» **EXTRACTED RECORDS**

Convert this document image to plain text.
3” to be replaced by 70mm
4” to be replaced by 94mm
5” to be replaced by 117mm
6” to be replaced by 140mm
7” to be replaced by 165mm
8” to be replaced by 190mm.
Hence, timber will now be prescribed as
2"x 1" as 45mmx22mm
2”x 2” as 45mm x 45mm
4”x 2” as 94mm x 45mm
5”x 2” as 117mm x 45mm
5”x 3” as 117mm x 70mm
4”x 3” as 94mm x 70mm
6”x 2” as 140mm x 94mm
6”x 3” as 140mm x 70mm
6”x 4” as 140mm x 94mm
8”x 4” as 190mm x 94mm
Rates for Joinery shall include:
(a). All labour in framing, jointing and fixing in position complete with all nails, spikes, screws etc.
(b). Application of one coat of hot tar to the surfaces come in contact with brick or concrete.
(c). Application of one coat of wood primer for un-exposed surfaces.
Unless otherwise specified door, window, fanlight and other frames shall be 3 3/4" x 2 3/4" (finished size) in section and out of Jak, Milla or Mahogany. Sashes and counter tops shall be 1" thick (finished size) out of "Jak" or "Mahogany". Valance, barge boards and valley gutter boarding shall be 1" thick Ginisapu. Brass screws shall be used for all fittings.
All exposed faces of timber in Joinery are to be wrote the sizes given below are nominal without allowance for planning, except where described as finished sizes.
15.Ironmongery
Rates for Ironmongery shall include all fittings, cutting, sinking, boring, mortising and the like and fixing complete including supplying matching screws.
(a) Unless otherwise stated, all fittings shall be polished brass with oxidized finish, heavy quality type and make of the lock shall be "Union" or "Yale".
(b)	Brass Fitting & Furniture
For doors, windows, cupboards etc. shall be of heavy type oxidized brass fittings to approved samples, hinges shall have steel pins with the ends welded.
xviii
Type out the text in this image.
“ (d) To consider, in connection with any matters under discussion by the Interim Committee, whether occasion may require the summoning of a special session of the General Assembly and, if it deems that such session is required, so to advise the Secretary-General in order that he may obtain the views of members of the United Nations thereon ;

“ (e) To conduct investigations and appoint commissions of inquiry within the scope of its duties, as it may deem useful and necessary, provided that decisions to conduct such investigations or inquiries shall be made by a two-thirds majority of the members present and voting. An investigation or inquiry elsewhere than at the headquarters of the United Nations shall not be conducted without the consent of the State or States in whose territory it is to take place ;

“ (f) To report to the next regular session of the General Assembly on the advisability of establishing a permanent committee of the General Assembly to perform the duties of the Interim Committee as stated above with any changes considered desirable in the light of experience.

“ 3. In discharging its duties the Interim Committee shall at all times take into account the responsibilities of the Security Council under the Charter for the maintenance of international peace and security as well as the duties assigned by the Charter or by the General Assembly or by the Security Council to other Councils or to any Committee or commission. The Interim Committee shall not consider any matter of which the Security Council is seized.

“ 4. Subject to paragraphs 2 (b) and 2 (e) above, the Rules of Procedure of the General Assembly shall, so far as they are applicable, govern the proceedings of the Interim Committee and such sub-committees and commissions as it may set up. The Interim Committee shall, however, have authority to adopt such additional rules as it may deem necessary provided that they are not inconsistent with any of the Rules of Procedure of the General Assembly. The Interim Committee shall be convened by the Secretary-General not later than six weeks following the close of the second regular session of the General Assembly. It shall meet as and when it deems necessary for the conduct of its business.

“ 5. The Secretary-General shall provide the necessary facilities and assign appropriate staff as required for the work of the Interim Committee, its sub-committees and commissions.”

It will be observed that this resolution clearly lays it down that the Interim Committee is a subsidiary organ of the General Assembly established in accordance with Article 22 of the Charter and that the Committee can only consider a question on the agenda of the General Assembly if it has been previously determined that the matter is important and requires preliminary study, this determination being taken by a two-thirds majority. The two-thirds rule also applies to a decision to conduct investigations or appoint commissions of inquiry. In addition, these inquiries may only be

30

» **GIVEN INSTRUCTION**
Return the full listing, character for character.

» **FULL OUTPUT**
Convert this document image to plain text.
3” to be replaced by 70mm
4” to be replaced by 94mm
5” to be replaced by 117mm
6” to be replaced by 140mm
7” to be replaced by 165mm
8” to be replaced by 190mm.
Hence, timber will now be prescribed as
2"x 1" as 45mmx22mm
2”x 2” as 45mm x 45mm
4”x 2” as 94mm x 45mm
5”x 2” as 117mm x 45mm
5”x 3” as 117mm x 70mm
4”x 3” as 94mm x 70mm
6”x 2” as 140mm x 94mm
6”x 3” as 140mm x 70mm
6”x 4” as 140mm x 94mm
8”x 4” as 190mm x 94mm
Rates for Joinery shall include:
(a). All labour in framing, jointing and fixing in position complete with all nails, spikes, screws etc.
(b). Application of one coat of hot tar to the surfaces come in contact with brick or concrete.
(c). Application of one coat of wood primer for un-exposed surfaces.
Unless otherwise specified door, window, fanlight and other frames shall be 3 3/4" x 2 3/4" (finished size) in section and out of Jak, Milla or Mahogany. Sashes and counter tops shall be 1" thick (finished size) out of "Jak" or "Mahogany". Valance, barge boards and valley gutter boarding shall be 1" thick Ginisapu. Brass screws shall be used for all fittings.
All exposed faces of timber in Joinery are to be wrote the sizes given below are nominal without allowance for planning, except where described as finished sizes.
15.Ironmongery
Rates for Ironmongery shall include all fittings, cutting, sinking, boring, mortising and the like and fixing complete including supplying matching screws.
(a) Unless otherwise stated, all fittings shall be polished brass with oxidized finish, heavy quality type and make of the lock shall be "Union" or "Yale".
(b)	Brass Fitting & Furniture
For doors, windows, cupboards etc. shall be of heavy type oxidized brass fittings to approved samples, hinges shall have steel pins with the ends welded.
xviii
Type out the text in this image.
“ (d) To consider, in connection with any matters under discussion by the Interim Committee, whether occasion may require the summoning of a special session of the General Assembly and, if it deems that such session is required, so to advise the Secretary-General in order that he may obtain the views of members of the United Nations thereon ;

“ (e) To conduct investigations and appoint commissions of inquiry within the scope of its duties, as it may deem useful and necessary, provided that decisions to conduct such investigations or inquiries shall be made by a two-thirds majority of the members present and voting. An investigation or inquiry elsewhere than at the headquarters of the United Nations shall not be conducted without the consent of the State or States in whose territory it is to take place ;

“ (f) To report to the next regular session of the General Assembly on the advisability of establishing a permanent committee of the General Assembly to perform the duties of the Interim Committee as stated above with any changes considered desirable in the light of experience.

“ 3. In discharging its duties the Interim Committee shall at all times take into account the responsibilities of the Security Council under the Charter for the maintenance of international peace and security as well as the duties assigned by the Charter or by the General Assembly or by the Security Council to other Councils or to any Committee or commission. The Interim Committee shall not consider any matter of which the Security Council is seized.

“ 4. Subject to paragraphs 2 (b) and 2 (e) above, the Rules of Procedure of the General Assembly shall, so far as they are applicable, govern the proceedings of the Interim Committee and such sub-committees and commissions as it may set up. The Interim Committee shall, however, have authority to adopt such additional rules as it may deem necessary provided that they are not inconsistent with any of the Rules of Procedure of the General Assembly. The Interim Committee shall be convened by the Secretary-General not later than six weeks following the close of the second regular session of the General Assembly. It shall meet as and when it deems necessary for the conduct of its business.

“ 5. The Secretary-General shall provide the necessary facilities and assign appropriate staff as required for the work of the Interim Committee, its sub-committees and commissions.”

It will be observed that this resolution clearly lays it down that the Interim Committee is a subsidiary organ of the General Assembly established in accordance with Article 22 of the Charter and that the Committee can only consider a question on the agenda of the General Assembly if it has been previously determined that the matter is important and requires preliminary study, this determination being taken by a two-thirds majority. The two-thirds rule also applies to a decision to conduct investigations or appoint commissions of inquiry. In addition, these inquiries may only be

30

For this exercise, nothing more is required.